# EXERCISE AIM:
Go through each line of the records below and count those with the word "crecimiento". Give only the count.

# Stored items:
+-------+
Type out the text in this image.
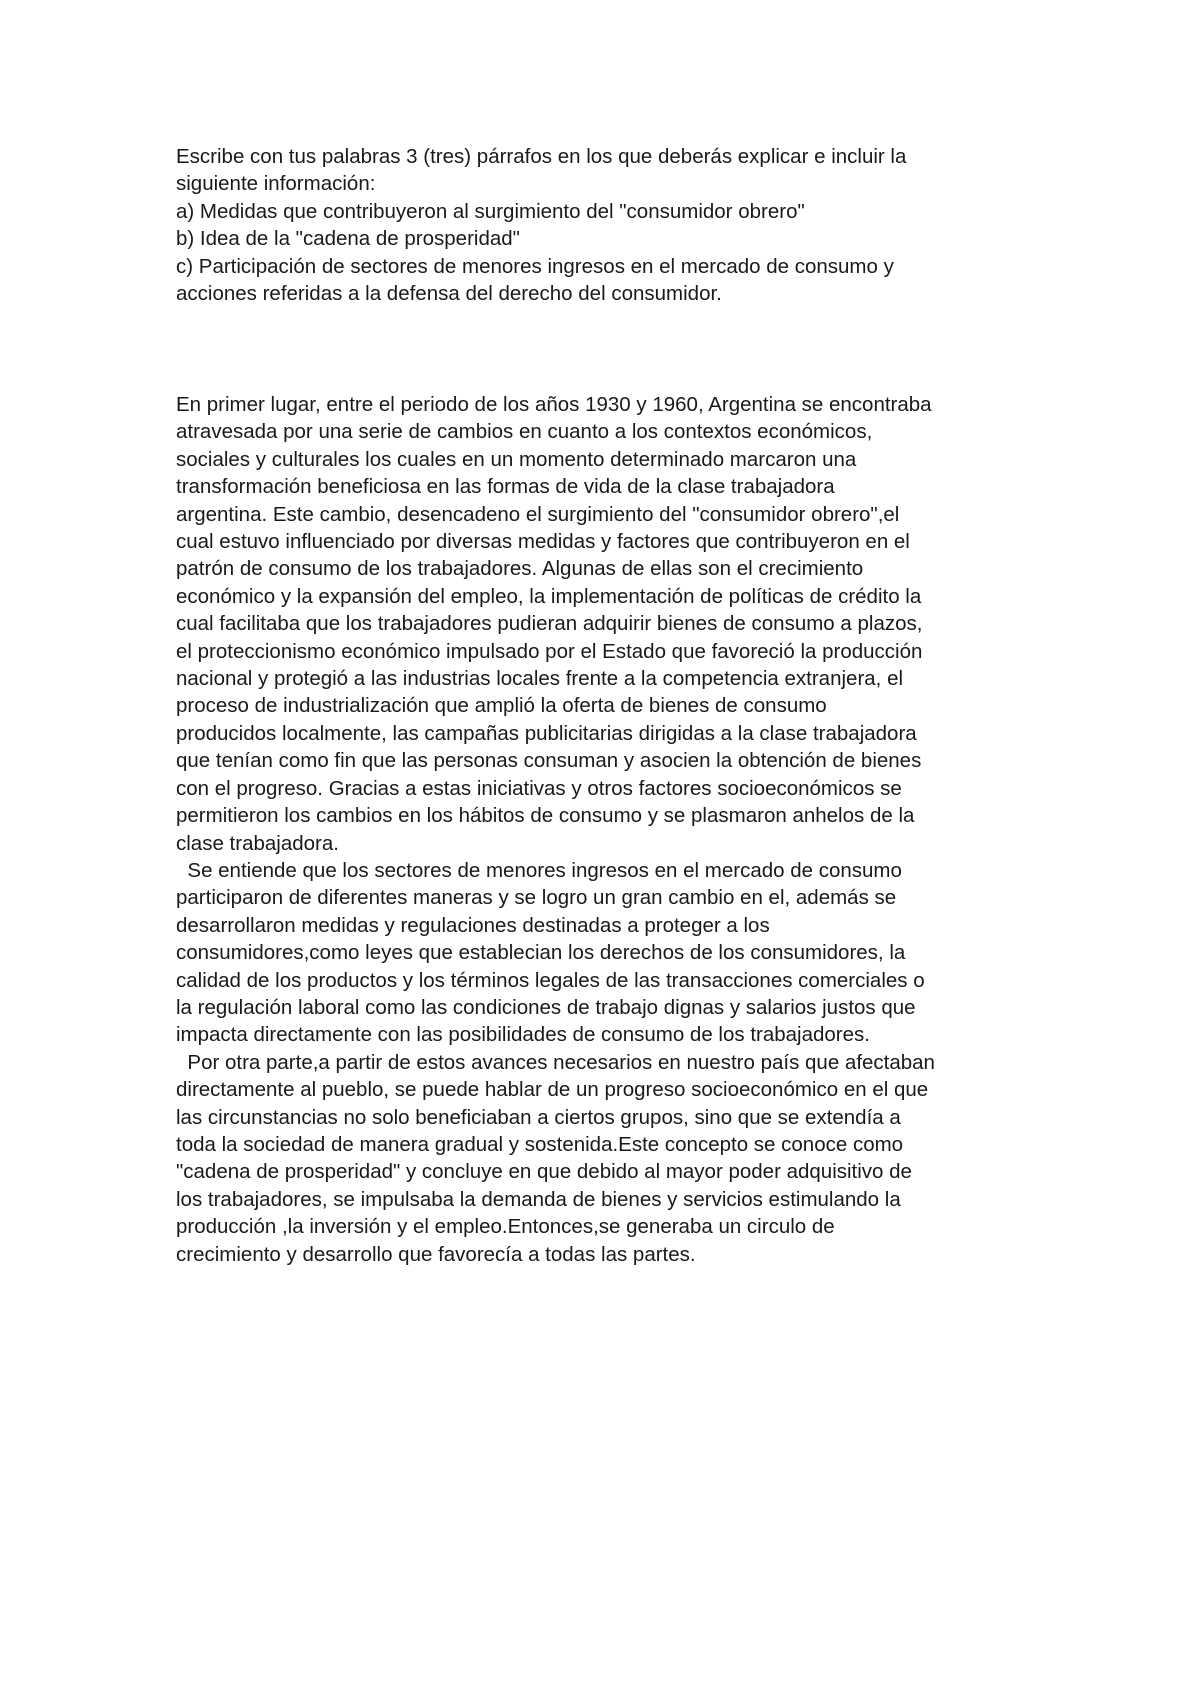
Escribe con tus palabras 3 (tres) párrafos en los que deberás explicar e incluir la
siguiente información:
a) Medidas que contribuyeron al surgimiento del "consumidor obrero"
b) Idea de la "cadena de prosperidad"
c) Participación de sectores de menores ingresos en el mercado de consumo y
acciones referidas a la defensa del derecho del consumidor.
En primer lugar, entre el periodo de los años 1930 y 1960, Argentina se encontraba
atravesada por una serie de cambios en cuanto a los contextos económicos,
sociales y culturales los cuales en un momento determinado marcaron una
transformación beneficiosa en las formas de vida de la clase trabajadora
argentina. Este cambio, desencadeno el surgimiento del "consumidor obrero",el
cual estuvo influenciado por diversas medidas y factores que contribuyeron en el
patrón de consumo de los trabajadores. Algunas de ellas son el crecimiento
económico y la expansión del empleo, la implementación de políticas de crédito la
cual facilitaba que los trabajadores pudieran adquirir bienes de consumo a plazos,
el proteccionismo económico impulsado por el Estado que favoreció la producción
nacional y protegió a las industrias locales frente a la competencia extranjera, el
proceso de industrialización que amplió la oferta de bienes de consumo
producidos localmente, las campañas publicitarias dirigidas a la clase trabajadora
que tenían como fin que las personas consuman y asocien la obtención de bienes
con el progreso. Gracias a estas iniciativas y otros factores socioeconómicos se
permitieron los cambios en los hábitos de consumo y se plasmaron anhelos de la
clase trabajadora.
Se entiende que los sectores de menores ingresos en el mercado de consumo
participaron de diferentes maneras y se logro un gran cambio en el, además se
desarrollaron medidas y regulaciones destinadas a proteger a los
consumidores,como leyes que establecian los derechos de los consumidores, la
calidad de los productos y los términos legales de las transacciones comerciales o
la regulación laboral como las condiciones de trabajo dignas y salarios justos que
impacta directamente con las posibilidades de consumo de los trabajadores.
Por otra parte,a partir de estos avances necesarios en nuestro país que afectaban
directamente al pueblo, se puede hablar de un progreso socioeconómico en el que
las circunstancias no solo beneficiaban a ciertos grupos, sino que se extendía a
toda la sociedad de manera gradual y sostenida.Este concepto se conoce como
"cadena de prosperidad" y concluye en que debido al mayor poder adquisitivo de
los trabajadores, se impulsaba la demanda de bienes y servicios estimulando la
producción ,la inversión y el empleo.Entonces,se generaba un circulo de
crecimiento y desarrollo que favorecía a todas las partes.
+-------+
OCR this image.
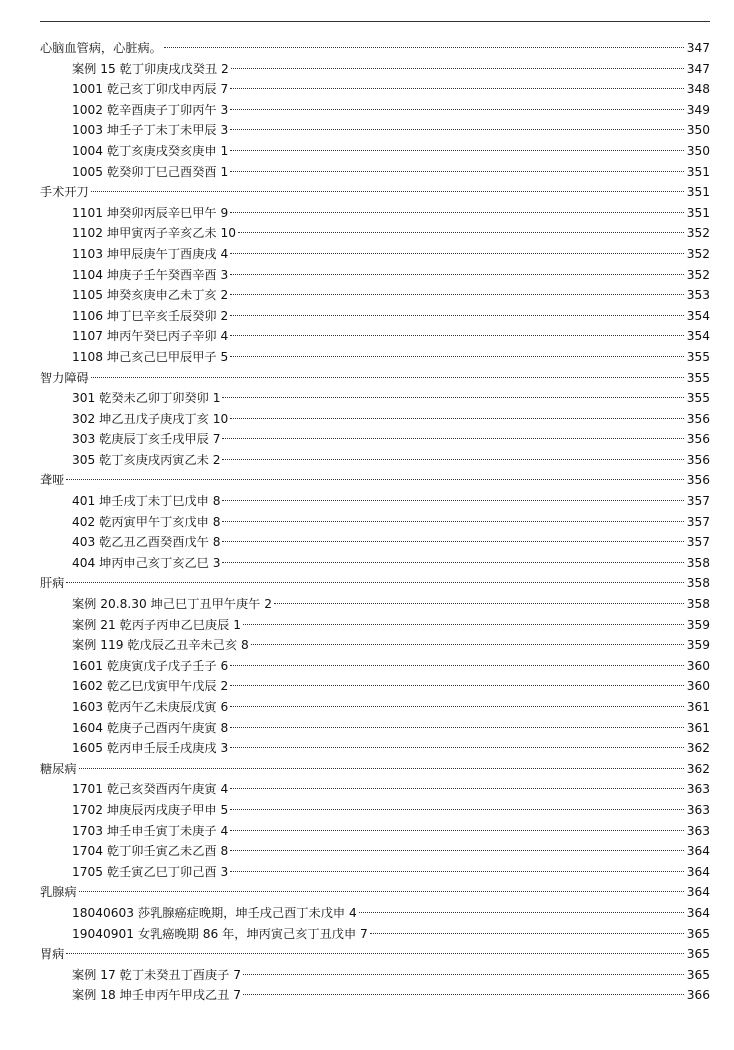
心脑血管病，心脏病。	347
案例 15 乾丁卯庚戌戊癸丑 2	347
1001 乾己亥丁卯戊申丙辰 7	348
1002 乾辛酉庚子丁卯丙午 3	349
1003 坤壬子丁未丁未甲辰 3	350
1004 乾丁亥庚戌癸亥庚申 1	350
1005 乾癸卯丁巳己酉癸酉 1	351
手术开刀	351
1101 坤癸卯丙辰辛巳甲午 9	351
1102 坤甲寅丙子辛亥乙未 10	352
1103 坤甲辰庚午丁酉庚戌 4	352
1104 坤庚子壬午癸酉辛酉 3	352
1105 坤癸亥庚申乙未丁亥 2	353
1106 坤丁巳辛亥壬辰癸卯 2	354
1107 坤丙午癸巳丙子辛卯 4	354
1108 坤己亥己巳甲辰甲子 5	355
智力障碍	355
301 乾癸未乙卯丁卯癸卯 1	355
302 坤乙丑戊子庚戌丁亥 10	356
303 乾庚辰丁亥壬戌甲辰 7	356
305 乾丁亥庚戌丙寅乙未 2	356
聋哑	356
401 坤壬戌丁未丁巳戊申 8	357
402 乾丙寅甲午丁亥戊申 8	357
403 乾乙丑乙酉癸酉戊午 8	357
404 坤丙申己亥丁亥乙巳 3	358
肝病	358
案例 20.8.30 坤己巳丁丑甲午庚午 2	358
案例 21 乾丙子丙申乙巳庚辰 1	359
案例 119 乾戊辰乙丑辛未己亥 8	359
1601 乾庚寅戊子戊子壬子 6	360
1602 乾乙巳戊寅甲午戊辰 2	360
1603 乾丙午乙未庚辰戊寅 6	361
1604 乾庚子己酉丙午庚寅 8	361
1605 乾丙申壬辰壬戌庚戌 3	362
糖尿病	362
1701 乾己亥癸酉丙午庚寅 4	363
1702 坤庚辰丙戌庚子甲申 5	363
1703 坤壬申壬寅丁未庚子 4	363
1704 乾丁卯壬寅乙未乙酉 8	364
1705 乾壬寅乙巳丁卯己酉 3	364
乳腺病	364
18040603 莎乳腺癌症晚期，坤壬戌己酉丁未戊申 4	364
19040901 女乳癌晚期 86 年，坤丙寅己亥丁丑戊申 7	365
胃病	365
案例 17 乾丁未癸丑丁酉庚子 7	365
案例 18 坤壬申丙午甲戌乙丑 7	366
+-------+
# WRITTEN ANSWER:
2